-- AVAILABLE DATA --

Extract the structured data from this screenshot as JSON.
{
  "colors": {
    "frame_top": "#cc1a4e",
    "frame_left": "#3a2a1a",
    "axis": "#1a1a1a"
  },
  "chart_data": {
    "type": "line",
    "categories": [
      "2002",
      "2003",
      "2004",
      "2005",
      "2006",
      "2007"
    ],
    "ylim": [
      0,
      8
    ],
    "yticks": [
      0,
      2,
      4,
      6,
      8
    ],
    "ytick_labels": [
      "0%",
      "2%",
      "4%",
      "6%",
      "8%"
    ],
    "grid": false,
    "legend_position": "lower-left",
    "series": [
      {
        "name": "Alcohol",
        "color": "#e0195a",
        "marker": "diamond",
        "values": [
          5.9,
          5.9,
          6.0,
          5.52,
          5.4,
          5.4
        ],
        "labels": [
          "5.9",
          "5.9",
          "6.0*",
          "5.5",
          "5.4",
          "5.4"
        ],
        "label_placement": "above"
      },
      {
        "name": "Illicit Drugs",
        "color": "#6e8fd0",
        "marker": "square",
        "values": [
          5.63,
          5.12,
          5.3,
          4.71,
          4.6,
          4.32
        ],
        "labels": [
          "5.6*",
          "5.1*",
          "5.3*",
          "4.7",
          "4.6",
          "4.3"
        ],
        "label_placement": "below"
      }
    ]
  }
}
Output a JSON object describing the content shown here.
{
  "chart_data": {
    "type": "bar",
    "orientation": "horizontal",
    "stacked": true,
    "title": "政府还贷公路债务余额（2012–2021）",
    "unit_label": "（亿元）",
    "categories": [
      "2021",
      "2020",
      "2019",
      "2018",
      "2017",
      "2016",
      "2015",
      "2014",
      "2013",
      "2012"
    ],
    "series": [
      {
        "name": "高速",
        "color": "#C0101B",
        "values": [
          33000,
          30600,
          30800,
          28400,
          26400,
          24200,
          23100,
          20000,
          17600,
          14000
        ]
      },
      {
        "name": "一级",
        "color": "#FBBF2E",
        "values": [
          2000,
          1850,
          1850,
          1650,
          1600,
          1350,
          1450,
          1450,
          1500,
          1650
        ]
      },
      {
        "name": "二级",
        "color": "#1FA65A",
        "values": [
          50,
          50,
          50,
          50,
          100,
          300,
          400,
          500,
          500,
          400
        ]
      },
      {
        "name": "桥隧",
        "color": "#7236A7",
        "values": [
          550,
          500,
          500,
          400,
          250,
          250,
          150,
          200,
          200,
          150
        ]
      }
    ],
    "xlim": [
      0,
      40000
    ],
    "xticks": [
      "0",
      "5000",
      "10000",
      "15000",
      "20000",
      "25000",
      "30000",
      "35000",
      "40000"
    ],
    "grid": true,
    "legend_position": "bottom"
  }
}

-- WHAT YOU WILL DO --
Each record above should be returned exactly as it appears.

-- SOLUTION BELOW --
Extract the structured data from this screenshot as JSON.
{
  "colors": {
    "frame_top": "#cc1a4e",
    "frame_left": "#3a2a1a",
    "axis": "#1a1a1a"
  },
  "chart_data": {
    "type": "line",
    "categories": [
      "2002",
      "2003",
      "2004",
      "2005",
      "2006",
      "2007"
    ],
    "ylim": [
      0,
      8
    ],
    "yticks": [
      0,
      2,
      4,
      6,
      8
    ],
    "ytick_labels": [
      "0%",
      "2%",
      "4%",
      "6%",
      "8%"
    ],
    "grid": false,
    "legend_position": "lower-left",
    "series": [
      {
        "name": "Alcohol",
        "color": "#e0195a",
        "marker": "diamond",
        "values": [
          5.9,
          5.9,
          6.0,
          5.52,
          5.4,
          5.4
        ],
        "labels": [
          "5.9",
          "5.9",
          "6.0*",
          "5.5",
          "5.4",
          "5.4"
        ],
        "label_placement": "above"
      },
      {
        "name": "Illicit Drugs",
        "color": "#6e8fd0",
        "marker": "square",
        "values": [
          5.63,
          5.12,
          5.3,
          4.71,
          4.6,
          4.32
        ],
        "labels": [
          "5.6*",
          "5.1*",
          "5.3*",
          "4.7",
          "4.6",
          "4.3"
        ],
        "label_placement": "below"
      }
    ]
  }
}
Output a JSON object describing the content shown here.
{
  "chart_data": {
    "type": "bar",
    "orientation": "horizontal",
    "stacked": true,
    "title": "政府还贷公路债务余额（2012–2021）",
    "unit_label": "（亿元）",
    "categories": [
      "2021",
      "2020",
      "2019",
      "2018",
      "2017",
      "2016",
      "2015",
      "2014",
      "2013",
      "2012"
    ],
    "series": [
      {
        "name": "高速",
        "color": "#C0101B",
        "values": [
          33000,
          30600,
          30800,
          28400,
          26400,
          24200,
          23100,
          20000,
          17600,
          14000
        ]
      },
      {
        "name": "一级",
        "color": "#FBBF2E",
        "values": [
          2000,
          1850,
          1850,
          1650,
          1600,
          1350,
          1450,
          1450,
          1500,
          1650
        ]
      },
      {
        "name": "二级",
        "color": "#1FA65A",
        "values": [
          50,
          50,
          50,
          50,
          100,
          300,
          400,
          500,
          500,
          400
        ]
      },
      {
        "name": "桥隧",
        "color": "#7236A7",
        "values": [
          550,
          500,
          500,
          400,
          250,
          250,
          150,
          200,
          200,
          150
        ]
      }
    ],
    "xlim": [
      0,
      40000
    ],
    "xticks": [
      "0",
      "5000",
      "10000",
      "15000",
      "20000",
      "25000",
      "30000",
      "35000",
      "40000"
    ],
    "grid": true,
    "legend_position": "bottom"
  }
}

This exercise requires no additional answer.